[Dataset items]
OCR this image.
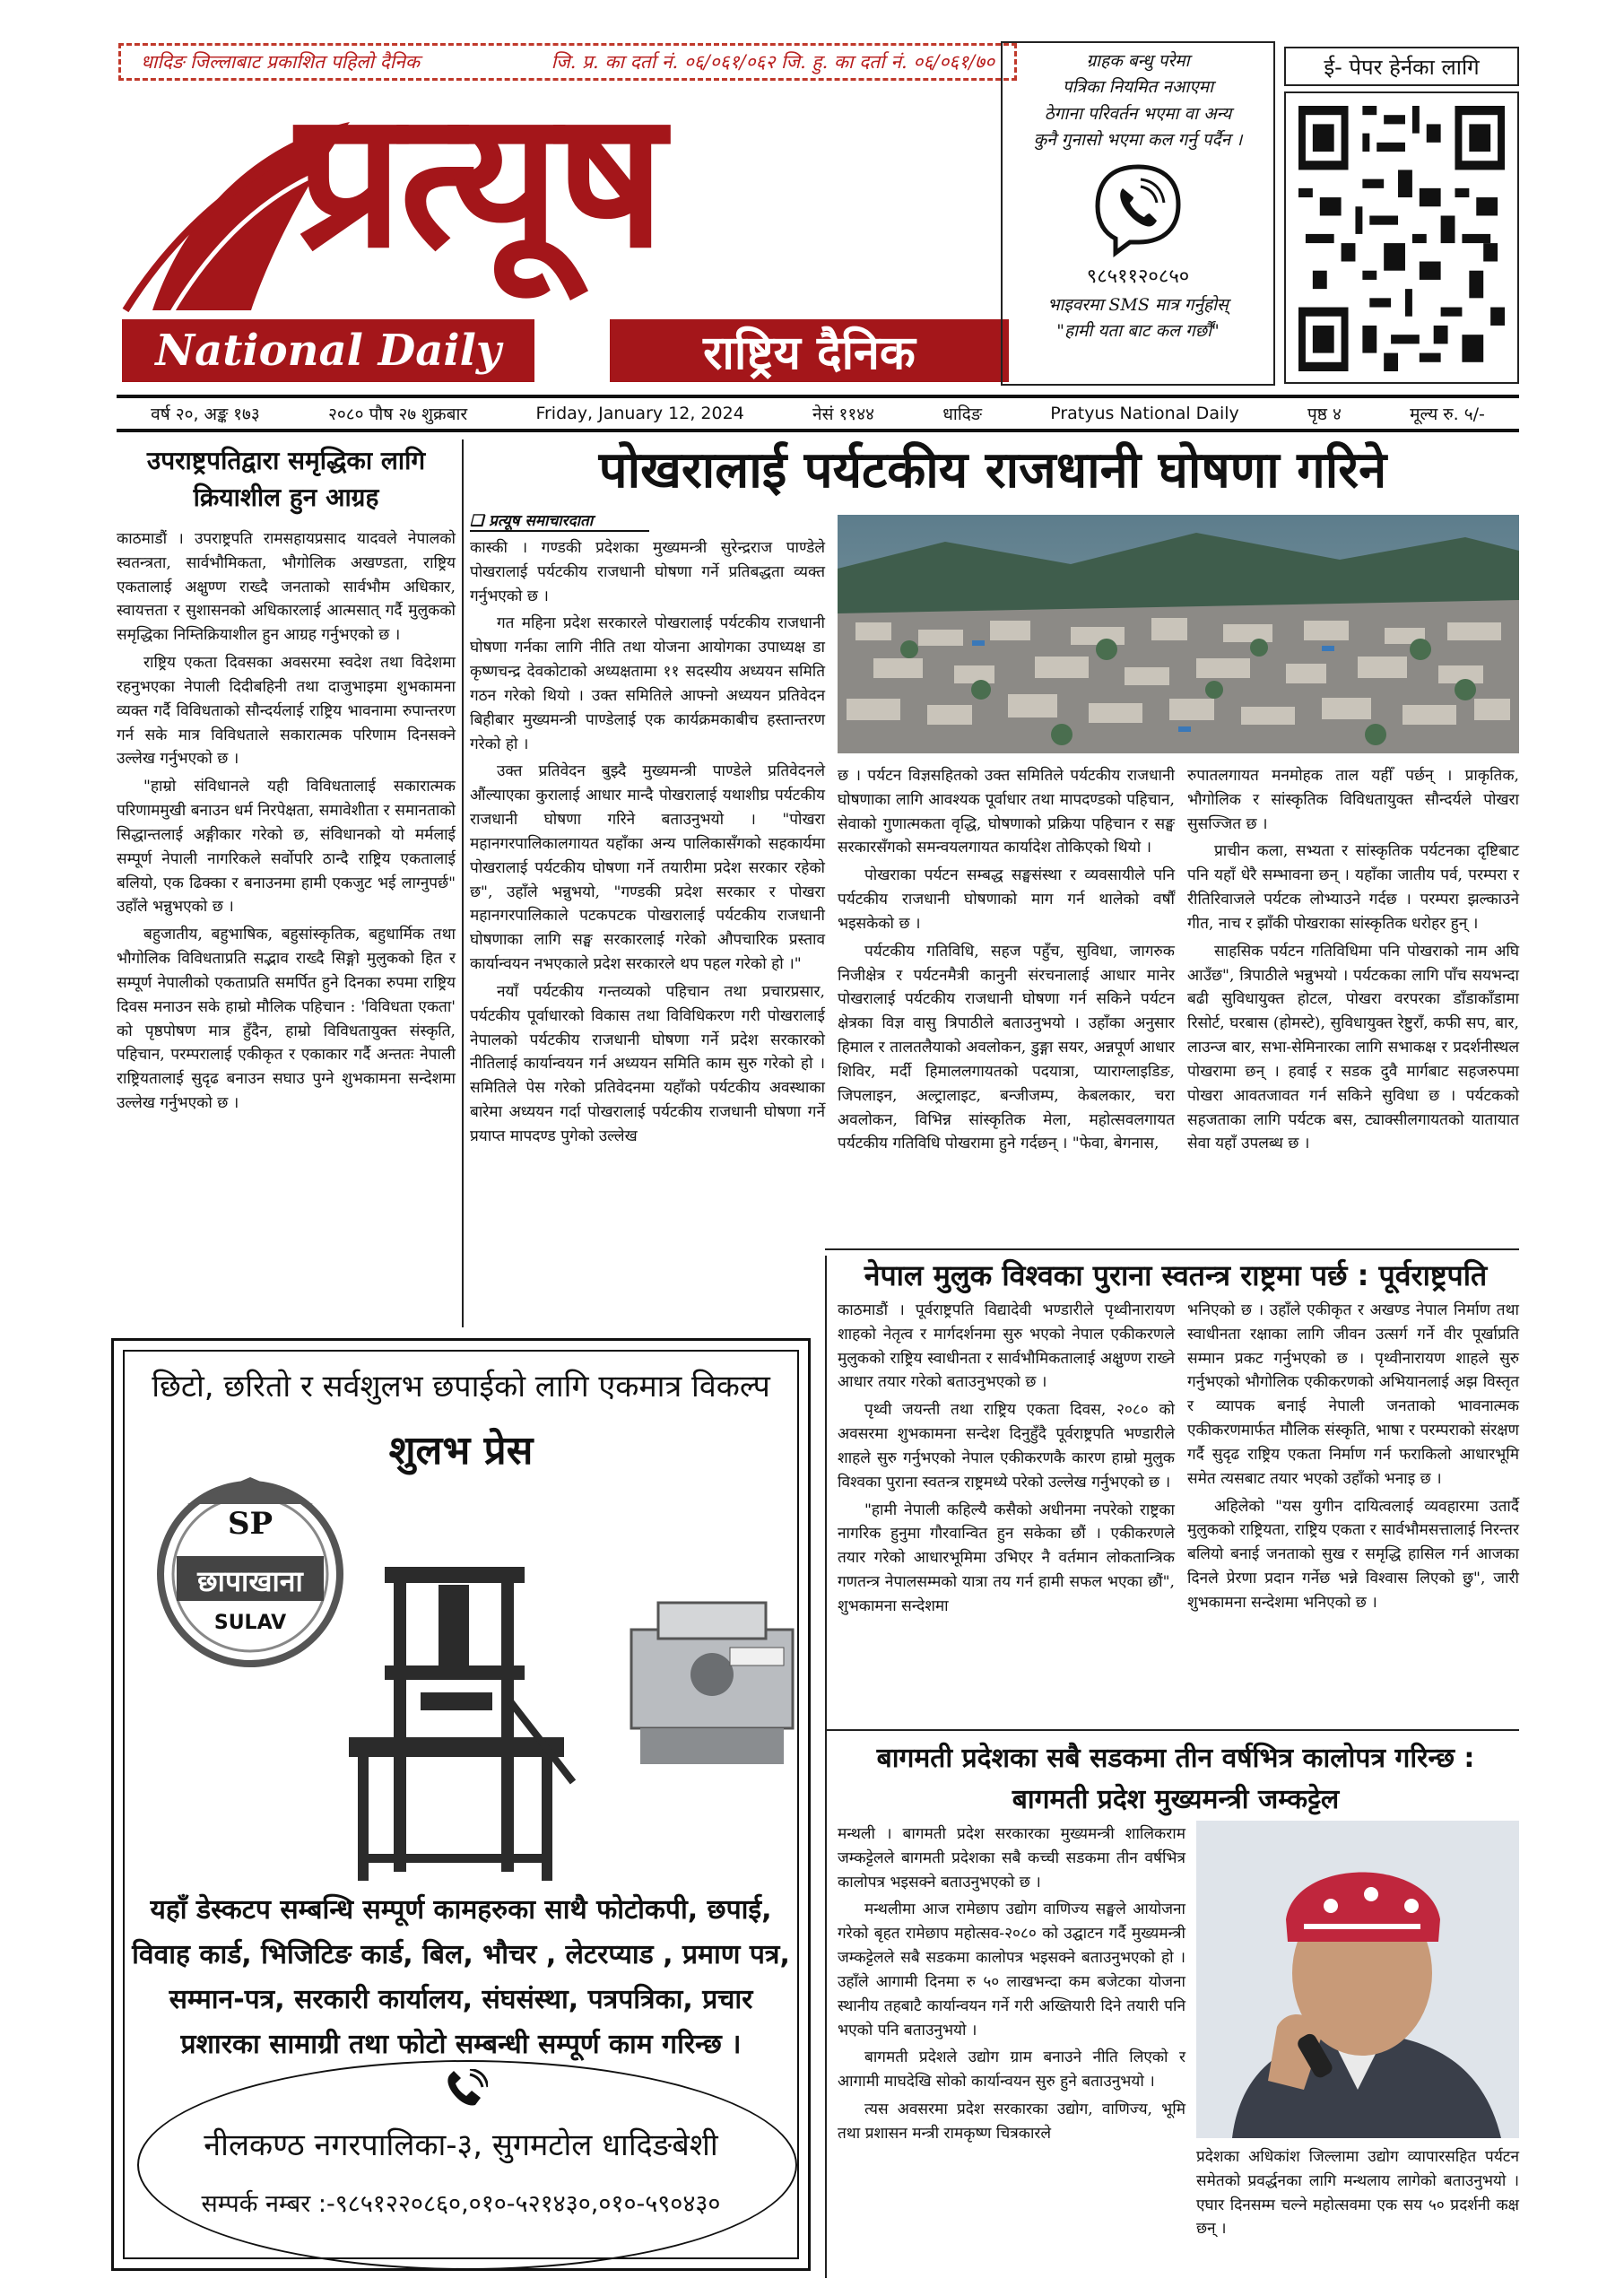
धादिङ जिल्लाबाट प्रकाशित पहिलो दैनिक	जि. प्र. का दर्ता नं. ०६/०६१/०६२ जि. हु. का दर्ता नं. ०६/०६१/७०
प्रत्यूष
National Daily	राष्ट्रिय दैनिक
ग्राहक बन्धु परेमा
पत्रिका नियमित नआएमा
ठेगाना परिवर्तन भएमा वा अन्य
कुनै गुनासो भएमा कल गर्नु पर्दैन ।
९८५११२०८५०
भाइवरमा SMS मात्र गर्नुहोस्
"हामी यता बाट कल गर्छौं"
ई- पेपर हेर्नका लागि
वर्ष २०, अङ्क १७३	२०८० पौष २७ शुक्रबार	Friday, January 12, 2024	नेसं ११४४	धादिङ	Pratyus National Daily	पृष्ठ ४	मूल्य रु. ५/-
उपराष्ट्रपतिद्वारा समृद्धिका लागि क्रियाशील हुन आग्रह

काठमाडौं । उपराष्ट्रपति रामसहायप्रसाद यादवले नेपालको स्वतन्त्रता, सार्वभौमिकता, भौगोलिक अखण्डता, राष्ट्रिय एकतालाई अक्षुण्ण राख्दै जनताको सार्वभौम अधिकार, स्वायत्तता र सुशासनको अधिकारलाई आत्मसात् गर्दै मुलुकको समृद्धिका निम्तिक्रियाशील हुन आग्रह गर्नुभएको छ ।

राष्ट्रिय एकता दिवसका अवसरमा स्वदेश तथा विदेशमा रहनुभएका नेपाली दिदीबहिनी तथा दाजुभाइमा शुभकामना व्यक्त गर्दै विविधताको सौन्दर्यलाई राष्ट्रिय भावनामा रुपान्तरण गर्न सके मात्र विविधताले सकारात्मक परिणाम दिनसक्ने उल्लेख गर्नुभएको छ ।

"हाम्रो संविधानले यही विविधतालाई सकारात्मक परिणाममुखी बनाउन धर्म निरपेक्षता, समावेशीता र समानताको सिद्धान्तलाई अङ्गीकार गरेको छ, संविधानको यो मर्मलाई सम्पूर्ण नेपाली नागरिकले सर्वोपरि ठान्दै राष्ट्रिय एकतालाई बलियो, एक ढिक्का र बनाउनमा हामी एकजुट भई लाग्नुपर्छ" उहाँले भन्नुभएको छ ।

बहुजातीय, बहुभाषिक, बहुसांस्कृतिक, बहुधार्मिक तथा भौगोलिक विविधताप्रति सद्भाव राख्दै सिङ्गो मुलुकको हित र सम्पूर्ण नेपालीको एकताप्रति समर्पित हुने दिनका रुपमा राष्ट्रिय दिवस मनाउन सके हाम्रो मौलिक पहिचान : 'विविधता एकता' को पृष्ठपोषण मात्र हुँदैन, हाम्रो विविधतायुक्त संस्कृति, पहिचान, परम्परालाई एकीकृत र एकाकार गर्दै अन्ततः नेपाली राष्ट्रियतालाई सुदृढ बनाउन सघाउ पुग्ने शुभकामना सन्देशमा उल्लेख गर्नुभएको छ ।

पोखरालाई पर्यटकीय राजधानी घोषणा गरिने
❏ प्रत्यूष समाचारदाता

कास्की । गण्डकी प्रदेशका मुख्यमन्त्री सुरेन्द्रराज पाण्डेले पोखरालाई पर्यटकीय राजधानी घोषणा गर्ने प्रतिबद्धता व्यक्त गर्नुभएको छ ।

गत महिना प्रदेश सरकारले पोखरालाई पर्यटकीय राजधानी घोषणा गर्नका लागि नीति तथा योजना आयोगका उपाध्यक्ष डा कृष्णचन्द्र देवकोटाको अध्यक्षतामा ११ सदस्यीय अध्ययन समिति गठन गरेको थियो । उक्त समितिले आफ्नो अध्ययन प्रतिवेदन बिहीबार मुख्यमन्त्री पाण्डेलाई एक कार्यक्रमकाबीच हस्तान्तरण गरेको हो ।

उक्त प्रतिवेदन बुझ्दै मुख्यमन्त्री पाण्डेले प्रतिवेदनले औंल्याएका कुरालाई आधार मान्दै पोखरालाई यथाशीघ्र पर्यटकीय राजधानी घोषणा गरिने बताउनुभयो । "पोखरा महानगरपालिकालगायत यहाँका अन्य पालिकासँगको सहकार्यमा पोखरालाई पर्यटकीय घोषणा गर्ने तयारीमा प्रदेश सरकार रहेको छ", उहाँले भन्नुभयो, "गण्डकी प्रदेश सरकार र पोखरा महानगरपालिकाले पटकपटक पोखरालाई पर्यटकीय राजधानी घोषणाका लागि सङ्घ सरकारलाई गरेको औपचारिक प्रस्ताव कार्यान्वयन नभएकाले प्रदेश सरकारले थप पहल गरेको हो ।"

नयाँ पर्यटकीय गन्तव्यको पहिचान तथा प्रचारप्रसार, पर्यटकीय पूर्वाधारको विकास तथा विविधिकरण गरी पोखरालाई नेपालको पर्यटकीय राजधानी घोषणा गर्ने प्रदेश सरकारको नीतिलाई कार्यान्वयन गर्न अध्ययन समिति काम सुरु गरेको हो । समितिले पेस गरेको प्रतिवेदनमा यहाँको पर्यटकीय अवस्थाका बारेमा अध्ययन गर्दा पोखरालाई पर्यटकीय राजधानी घोषणा गर्ने प्रयाप्त मापदण्ड पुगेको उल्लेख

छ । पर्यटन विज्ञसहितको उक्त समितिले पर्यटकीय राजधानी घोषणाका लागि आवश्यक पूर्वाधार तथा मापदण्डको पहिचान, सेवाको गुणात्मकता वृद्धि, घोषणाको प्रक्रिया पहिचान र सङ्घ सरकारसँगको समन्वयलगायत कार्यादेश तोकिएको थियो ।

पोखराका पर्यटन सम्बद्ध सङ्घसंस्था र व्यवसायीले पनि पर्यटकीय राजधानी घोषणाको माग गर्न थालेको वर्षौं भइसकेको छ ।

पर्यटकीय गतिविधि, सहज पहुँच, सुविधा, जागरुक निजीक्षेत्र र पर्यटनमैत्री कानुनी संरचनालाई आधार मानेर पोखरालाई पर्यटकीय राजधानी घोषणा गर्न सकिने पर्यटन क्षेत्रका विज्ञ वासु त्रिपाठीले बताउनुभयो । उहाँका अनुसार हिमाल र तालतलैयाको अवलोकन, डुङ्गा सयर, अन्नपूर्ण आधार शिविर, मर्दी हिमाललगायतको पदयात्रा, प्याराग्लाइडिङ, जिपलाइन, अल्ट्रालाइट, बन्जीजम्प, केबलकार, चरा अवलोकन, विभिन्न सांस्कृतिक मेला, महोत्सवलगायत पर्यटकीय गतिविधि पोखरामा हुने गर्दछन् । "फेवा, बेगनास,

रुपातलगायत मनमोहक ताल यहीँ पर्छन् । प्राकृतिक, भौगोलिक र सांस्कृतिक विविधतायुक्त सौन्दर्यले पोखरा सुसज्जित छ ।

प्राचीन कला, सभ्यता र सांस्कृतिक पर्यटनका दृष्टिबाट पनि यहाँ धेरै सम्भावना छन् । यहाँका जातीय पर्व, परम्परा र रीतिरिवाजले पर्यटक लोभ्याउने गर्दछ । परम्परा झल्काउने गीत, नाच र झाँकी पोखराका सांस्कृतिक धरोहर हुन् ।

साहसिक पर्यटन गतिविधिमा पनि पोखराको नाम अघि आउँछ", त्रिपाठीले भन्नुभयो । पर्यटकका लागि पाँच सयभन्दा बढी सुविधायुक्त होटल, पोखरा वरपरका डाँडाकाँडामा रिसोर्ट, घरबास (होमस्टे), सुविधायुक्त रेष्टुराँ, कफी सप, बार, लाउन्ज बार, सभा-सेमिनारका लागि सभाकक्ष र प्रदर्शनीस्थल पोखरामा छन् । हवाई र सडक दुवै मार्गबाट सहजरुपमा पोखरा आवतजावत गर्न सकिने सुविधा छ । पर्यटकको सहजताका लागि पर्यटक बस, ट्याक्सीलगायतको यातायात सेवा यहाँ उपलब्ध छ ।

नेपाल मुलुक विश्वका पुराना स्वतन्त्र राष्ट्रमा पर्छ : पूर्वराष्ट्रपति

काठमाडौं । पूर्वराष्ट्रपति विद्यादेवी भण्डारीले पृथ्वीनारायण शाहको नेतृत्व र मार्गदर्शनमा सुरु भएको नेपाल एकीकरणले मुलुकको राष्ट्रिय स्वाधीनता र सार्वभौमिकतालाई अक्षुण्ण राख्ने आधार तयार गरेको बताउनुभएको छ ।

पृथ्वी जयन्ती तथा राष्ट्रिय एकता दिवस, २०८० को अवसरमा शुभकामना सन्देश दिनुहुँदै पूर्वराष्ट्रपति भण्डारीले शाहले सुरु गर्नुभएको नेपाल एकीकरणकै कारण हाम्रो मुलुक विश्वका पुराना स्वतन्त्र राष्ट्रमध्ये परेको उल्लेख गर्नुभएको छ ।

"हामी नेपाली कहिल्यै कसैको अधीनमा नपरेको राष्ट्रका नागरिक हुनुमा गौरवान्वित हुन सकेका छौं । एकीकरणले तयार गरेको आधारभूमिमा उभिएर नै वर्तमान लोकतान्त्रिक गणतन्त्र नेपालसम्मको यात्रा तय गर्न हामी सफल भएका छौं", शुभकामना सन्देशमा

भनिएको छ । उहाँले एकीकृत र अखण्ड नेपाल निर्माण तथा स्वाधीनता रक्षाका लागि जीवन उत्सर्ग गर्ने वीर पूर्खाप्रति सम्मान प्रकट गर्नुभएको छ । पृथ्वीनारायण शाहले सुरु गर्नुभएको भौगोलिक एकीकरणको अभियानलाई अझ विस्तृत र व्यापक बनाई नेपाली जनताको भावनात्मक एकीकरणमार्फत मौलिक संस्कृति, भाषा र परम्पराको संरक्षण गर्दै सुदृढ राष्ट्रिय एकता निर्माण गर्न फराकिलो आधारभूमि समेत त्यसबाट तयार भएको उहाँको भनाइ छ ।

अहिलेको "यस युगीन दायित्वलाई व्यवहारमा उतार्दै मुलुकको राष्ट्रियता, राष्ट्रिय एकता र सार्वभौमसत्तालाई निरन्तर बलियो बनाई जनताको सुख र समृद्धि हासिल गर्न आजका दिनले प्रेरणा प्रदान गर्नेछ भन्ने विश्वास लिएको छु", जारी शुभकामना सन्देशमा भनिएको छ ।

बागमती प्रदेशका सबै सडकमा तीन वर्षभित्र कालोपत्र गरिन्छ :
बागमती प्रदेश मुख्यमन्त्री जम्कट्टेल

मन्थली । बागमती प्रदेश सरकारका मुख्यमन्त्री शालिकराम जम्कट्टेलले बागमती प्रदेशका सबै कच्ची सडकमा तीन वर्षभित्र कालोपत्र भइसक्ने बताउनुभएको छ ।

मन्थलीमा आज रामेछाप उद्योग वाणिज्य सङ्घले आयोजना गरेको बृहत रामेछाप महोत्सव-२०८० को उद्घाटन गर्दै मुख्यमन्त्री जम्कट्टेलले सबै सडकमा कालोपत्र भइसक्ने बताउनुभएको हो । उहाँले आगामी दिनमा रु ५० लाखभन्दा कम बजेटका योजना स्थानीय तहबाटै कार्यान्वयन गर्ने गरी अख्तियारी दिने तयारी पनि भएको पनि बताउनुभयो ।

बागमती प्रदेशले उद्योग ग्राम बनाउने नीति लिएको र आगामी माघदेखि सोको कार्यान्वयन सुरु हुने बताउनुभयो ।

त्यस अवसरमा प्रदेश सरकारका उद्योग, वाणिज्य, भूमि तथा प्रशासन मन्त्री रामकृष्ण चित्रकारले

प्रदेशका अधिकांश जिल्लामा उद्योग व्यापारसहित पर्यटन समेतको प्रवर्द्धनका लागि मन्थलाय लागेको बताउनुभयो । एघार दिनसम्म चल्ने महोत्सवमा एक सय ५० प्रदर्शनी कक्ष छन् ।
छिटो, छरितो र सर्वशुलभ छपाईको लागि एकमात्र विकल्प
शुलभ प्रेस
SP
छापाखाना
SULAV
यहाँ डेस्कटप सम्बन्धि सम्पूर्ण कामहरुका साथै फोटोकपी, छपाई,
विवाह कार्ड, भिजिटिङ कार्ड, बिल, भौचर , लेटरप्याड , प्रमाण पत्र,
सम्मान-पत्र, सरकारी कार्यालय, संघसंस्था, पत्रपत्रिका, प्रचार
प्रशारका सामाग्री तथा फोटो सम्बन्धी सम्पूर्ण काम गरिन्छ ।
नीलकण्ठ नगरपालिका-३, सुगमटोल धादिङबेशी
सम्पर्क नम्बर :-९८५१२२०८६०,०१०-५२१४३०,०१०-५९०४३०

--- Set problem ---
Identify all lines where the word "Daily" shows up. Copy them.

--- Result of this task ---
National Daily	राष्ट्रिय दैनिक
वर्ष २०, अङ्क १७३	२०८० पौष २७ शुक्रबार	Friday, January 12, 2024	नेसं ११४४	धादिङ	Pratyus National Daily	पृष्ठ ४	मूल्य रु. ५/-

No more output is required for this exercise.